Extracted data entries
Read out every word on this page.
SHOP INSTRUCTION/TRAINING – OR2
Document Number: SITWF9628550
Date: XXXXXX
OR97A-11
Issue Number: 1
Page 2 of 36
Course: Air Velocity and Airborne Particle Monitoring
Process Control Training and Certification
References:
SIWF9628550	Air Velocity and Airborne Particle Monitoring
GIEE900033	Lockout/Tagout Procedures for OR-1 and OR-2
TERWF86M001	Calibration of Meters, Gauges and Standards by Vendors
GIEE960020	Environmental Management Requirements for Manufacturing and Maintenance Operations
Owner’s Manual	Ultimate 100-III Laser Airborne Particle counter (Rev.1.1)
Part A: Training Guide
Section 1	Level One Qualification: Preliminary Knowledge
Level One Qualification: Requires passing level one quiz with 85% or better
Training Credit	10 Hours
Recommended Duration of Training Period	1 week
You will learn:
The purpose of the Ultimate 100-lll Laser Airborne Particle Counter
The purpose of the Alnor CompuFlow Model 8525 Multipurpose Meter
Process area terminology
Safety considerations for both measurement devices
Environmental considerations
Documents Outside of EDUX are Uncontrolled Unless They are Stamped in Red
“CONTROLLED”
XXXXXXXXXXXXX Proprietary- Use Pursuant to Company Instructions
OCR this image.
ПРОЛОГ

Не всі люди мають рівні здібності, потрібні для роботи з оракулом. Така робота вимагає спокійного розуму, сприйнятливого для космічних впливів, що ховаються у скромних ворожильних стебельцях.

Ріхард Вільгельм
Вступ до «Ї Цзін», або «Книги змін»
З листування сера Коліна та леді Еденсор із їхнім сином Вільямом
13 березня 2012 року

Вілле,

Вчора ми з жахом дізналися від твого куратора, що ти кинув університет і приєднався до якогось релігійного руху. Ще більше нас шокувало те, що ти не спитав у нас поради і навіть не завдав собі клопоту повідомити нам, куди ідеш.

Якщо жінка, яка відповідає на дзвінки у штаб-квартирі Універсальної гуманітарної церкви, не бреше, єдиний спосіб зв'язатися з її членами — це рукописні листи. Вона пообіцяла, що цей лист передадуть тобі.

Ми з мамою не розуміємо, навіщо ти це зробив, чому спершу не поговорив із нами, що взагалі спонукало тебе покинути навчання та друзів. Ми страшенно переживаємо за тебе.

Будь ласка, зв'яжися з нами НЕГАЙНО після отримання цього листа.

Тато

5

### TASK OBJECTIVE
All of the data must be returned exactly.

### WORKED SOLUTION
Read out every word on this page.
SHOP INSTRUCTION/TRAINING – OR2
Document Number: SITWF9628550
Date: XXXXXX
OR97A-11
Issue Number: 1
Page 2 of 36
Course: Air Velocity and Airborne Particle Monitoring
Process Control Training and Certification
References:
SIWF9628550	Air Velocity and Airborne Particle Monitoring
GIEE900033	Lockout/Tagout Procedures for OR-1 and OR-2
TERWF86M001	Calibration of Meters, Gauges and Standards by Vendors
GIEE960020	Environmental Management Requirements for Manufacturing and Maintenance Operations
Owner’s Manual	Ultimate 100-III Laser Airborne Particle counter (Rev.1.1)
Part A: Training Guide
Section 1	Level One Qualification: Preliminary Knowledge
Level One Qualification: Requires passing level one quiz with 85% or better
Training Credit	10 Hours
Recommended Duration of Training Period	1 week
You will learn:
The purpose of the Ultimate 100-lll Laser Airborne Particle Counter
The purpose of the Alnor CompuFlow Model 8525 Multipurpose Meter
Process area terminology
Safety considerations for both measurement devices
Environmental considerations
Documents Outside of EDUX are Uncontrolled Unless They are Stamped in Red
“CONTROLLED”
XXXXXXXXXXXXX Proprietary- Use Pursuant to Company Instructions
OCR this image.
ПРОЛОГ

Не всі люди мають рівні здібності, потрібні для роботи з оракулом. Така робота вимагає спокійного розуму, сприйнятливого для космічних впливів, що ховаються у скромних ворожильних стебельцях.

Ріхард Вільгельм
Вступ до «Ї Цзін», або «Книги змін»
З листування сера Коліна та леді Еденсор із їхнім сином Вільямом
13 березня 2012 року

Вілле,

Вчора ми з жахом дізналися від твого куратора, що ти кинув університет і приєднався до якогось релігійного руху. Ще більше нас шокувало те, що ти не спитав у нас поради і навіть не завдав собі клопоту повідомити нам, куди ідеш.

Якщо жінка, яка відповідає на дзвінки у штаб-квартирі Універсальної гуманітарної церкви, не бреше, єдиний спосіб зв'язатися з її членами — це рукописні листи. Вона пообіцяла, що цей лист передадуть тобі.

Ми з мамою не розуміємо, навіщо ти це зробив, чому спершу не поговорив із нами, що взагалі спонукало тебе покинути навчання та друзів. Ми страшенно переживаємо за тебе.

Будь ласка, зв'яжися з нами НЕГАЙНО після отримання цього листа.

Тато

5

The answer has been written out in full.